EXERCISE DESCRIPTION: Transcribe the listing exactly, leaving out every picture.

══ RECORD EXCERPTS

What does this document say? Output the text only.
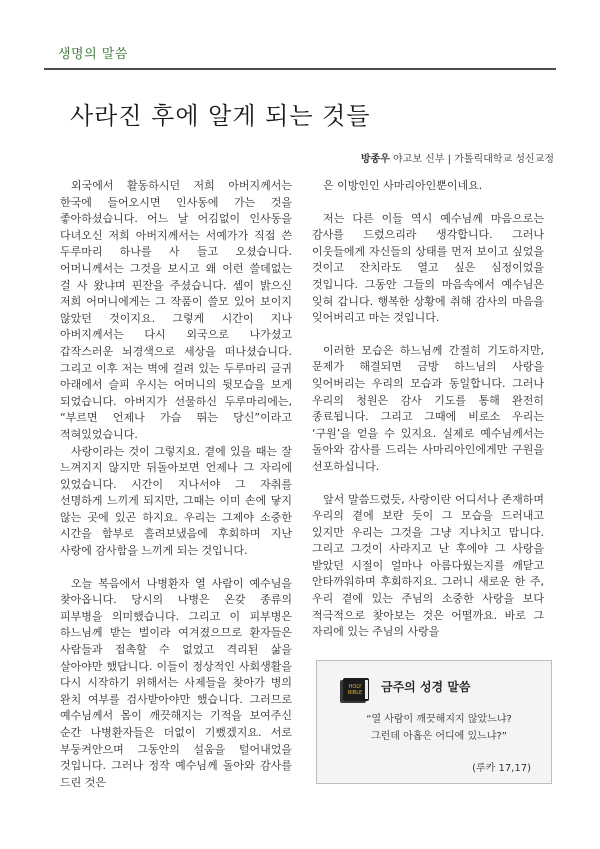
생명의 말씀
사라진 후에 알게 되는 것들
방종우 야고보 신부 | 가톨릭대학교 성신교정

외국에서 활동하시던 저희 아버지께서는 한국에 들어오시면 인사동에 가는 것을 좋아하셨습니다. 어느 날 어김없이 인사동을 다녀오신 저희 아버지께서는 서예가가 직접 쓴 두루마리 하나를 사 들고 오셨습니다. 어머니께서는 그것을 보시고 왜 이런 쓸데없는 걸 사 왔냐며 핀잔을 주셨습니다. 셈이 밝으신 저희 어머니에게는 그 작품이 쓸모 있어 보이지 않았던 것이지요. 그렇게 시간이 지나 아버지께서는 다시 외국으로 나가셨고 갑작스러운 뇌경색으로 세상을 떠나셨습니다. 그리고 이후 저는 벽에 걸려 있는 두루마리 글귀 아래에서 슬피 우시는 어머니의 뒷모습을 보게 되었습니다. 아버지가 선물하신 두루마리에는, “부르면 언제나 가슴 뛰는 당신”이라고 적혀있었습니다.

사랑이라는 것이 그렇지요. 곁에 있을 때는 잘 느껴지지 않지만 뒤돌아보면 언제나 그 자리에 있었습니다. 시간이 지나서야 그 자취를 선명하게 느끼게 되지만, 그때는 이미 손에 닿지 않는 곳에 있곤 하지요. 우리는 그제야 소중한 시간을 함부로 흘려보냈음에 후회하며 지난 사랑에 감사함을 느끼게 되는 것입니다.

오늘 복음에서 나병환자 열 사람이 예수님을 찾아옵니다. 당시의 나병은 온갖 종류의 피부병을 의미했습니다. 그리고 이 피부병은 하느님께 받는 벌이라 여겨졌으므로 환자들은 사람들과 접촉할 수 없었고 격리된 삶을 살아야만 했답니다. 이들이 정상적인 사회생활을 다시 시작하기 위해서는 사제들을 찾아가 병의 완치 여부를 검사받아야만 했습니다. 그러므로 예수님께서 몸이 깨끗해지는 기적을 보여주신 순간 나병환자들은 더없이 기뻤겠지요. 서로 부둥켜안으며 그동안의 설움을 털어내었을 것입니다. 그러나 정작 예수님께 돌아와 감사를 드린 것은

은 이방인인 사마리아인뿐이네요.

저는 다른 이들 역시 예수님께 마음으로는 감사를 드렸으리라 생각합니다. 그러나 이웃들에게 자신들의 상태를 먼저 보이고 싶었을 것이고 잔치라도 열고 싶은 심정이었을 것입니다. 그동안 그들의 마음속에서 예수님은 잊혀 갑니다. 행복한 상황에 취해 감사의 마음을 잊어버리고 마는 것입니다.

이러한 모습은 하느님께 간절히 기도하지만, 문제가 해결되면 금방 하느님의 사랑을 잊어버리는 우리의 모습과 동일합니다. 그러나 우리의 청원은 감사 기도를 통해 완전히 종료됩니다. 그리고 그때에 비로소 우리는 ‘구원’을 얻을 수 있지요. 실제로 예수님께서는 돌아와 감사를 드리는 사마리아인에게만 구원을 선포하십니다.

앞서 말씀드렸듯, 사랑이란 어디서나 존재하며 우리의 곁에 보란 듯이 그 모습을 드러내고 있지만 우리는 그것을 그냥 지나치고 맙니다. 그리고 그것이 사라지고 난 후에야 그 사랑을 받았던 시절이 얼마나 아름다웠는지를 깨닫고 안타까워하며 후회하지요. 그러니 새로운 한 주, 우리 곁에 있는 주님의 소중한 사랑을 보다 적극적으로 찾아보는 것은 어떨까요. 바로 그 자리에 있는 주님의 사랑을

HOLY
BIBLE 금주의 성경 말씀
“열 사람이 깨끗해지지 않았느냐?
그런데 아홉은 어디에 있느냐?”
(루카 17,17)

════

FINISHED TASK:
What does this document say? Output the text only.
생명의 말씀
사라진 후에 알게 되는 것들
방종우 야고보 신부 | 가톨릭대학교 성신교정

외국에서 활동하시던 저희 아버지께서는 한국에 들어오시면 인사동에 가는 것을 좋아하셨습니다. 어느 날 어김없이 인사동을 다녀오신 저희 아버지께서는 서예가가 직접 쓴 두루마리 하나를 사 들고 오셨습니다. 어머니께서는 그것을 보시고 왜 이런 쓸데없는 걸 사 왔냐며 핀잔을 주셨습니다. 셈이 밝으신 저희 어머니에게는 그 작품이 쓸모 있어 보이지 않았던 것이지요. 그렇게 시간이 지나 아버지께서는 다시 외국으로 나가셨고 갑작스러운 뇌경색으로 세상을 떠나셨습니다. 그리고 이후 저는 벽에 걸려 있는 두루마리 글귀 아래에서 슬피 우시는 어머니의 뒷모습을 보게 되었습니다. 아버지가 선물하신 두루마리에는, “부르면 언제나 가슴 뛰는 당신”이라고 적혀있었습니다.

사랑이라는 것이 그렇지요. 곁에 있을 때는 잘 느껴지지 않지만 뒤돌아보면 언제나 그 자리에 있었습니다. 시간이 지나서야 그 자취를 선명하게 느끼게 되지만, 그때는 이미 손에 닿지 않는 곳에 있곤 하지요. 우리는 그제야 소중한 시간을 함부로 흘려보냈음에 후회하며 지난 사랑에 감사함을 느끼게 되는 것입니다.

오늘 복음에서 나병환자 열 사람이 예수님을 찾아옵니다. 당시의 나병은 온갖 종류의 피부병을 의미했습니다. 그리고 이 피부병은 하느님께 받는 벌이라 여겨졌으므로 환자들은 사람들과 접촉할 수 없었고 격리된 삶을 살아야만 했답니다. 이들이 정상적인 사회생활을 다시 시작하기 위해서는 사제들을 찾아가 병의 완치 여부를 검사받아야만 했습니다. 그러므로 예수님께서 몸이 깨끗해지는 기적을 보여주신 순간 나병환자들은 더없이 기뻤겠지요. 서로 부둥켜안으며 그동안의 설움을 털어내었을 것입니다. 그러나 정작 예수님께 돌아와 감사를 드린 것은

은 이방인인 사마리아인뿐이네요.

저는 다른 이들 역시 예수님께 마음으로는 감사를 드렸으리라 생각합니다. 그러나 이웃들에게 자신들의 상태를 먼저 보이고 싶었을 것이고 잔치라도 열고 싶은 심정이었을 것입니다. 그동안 그들의 마음속에서 예수님은 잊혀 갑니다. 행복한 상황에 취해 감사의 마음을 잊어버리고 마는 것입니다.

이러한 모습은 하느님께 간절히 기도하지만, 문제가 해결되면 금방 하느님의 사랑을 잊어버리는 우리의 모습과 동일합니다. 그러나 우리의 청원은 감사 기도를 통해 완전히 종료됩니다. 그리고 그때에 비로소 우리는 ‘구원’을 얻을 수 있지요. 실제로 예수님께서는 돌아와 감사를 드리는 사마리아인에게만 구원을 선포하십니다.

앞서 말씀드렸듯, 사랑이란 어디서나 존재하며 우리의 곁에 보란 듯이 그 모습을 드러내고 있지만 우리는 그것을 그냥 지나치고 맙니다. 그리고 그것이 사라지고 난 후에야 그 사랑을 받았던 시절이 얼마나 아름다웠는지를 깨닫고 안타까워하며 후회하지요. 그러니 새로운 한 주, 우리 곁에 있는 주님의 소중한 사랑을 보다 적극적으로 찾아보는 것은 어떨까요. 바로 그 자리에 있는 주님의 사랑을

HOLY
BIBLE 금주의 성경 말씀
“열 사람이 깨끗해지지 않았느냐?
그런데 아홉은 어디에 있느냐?”
(루카 17,17)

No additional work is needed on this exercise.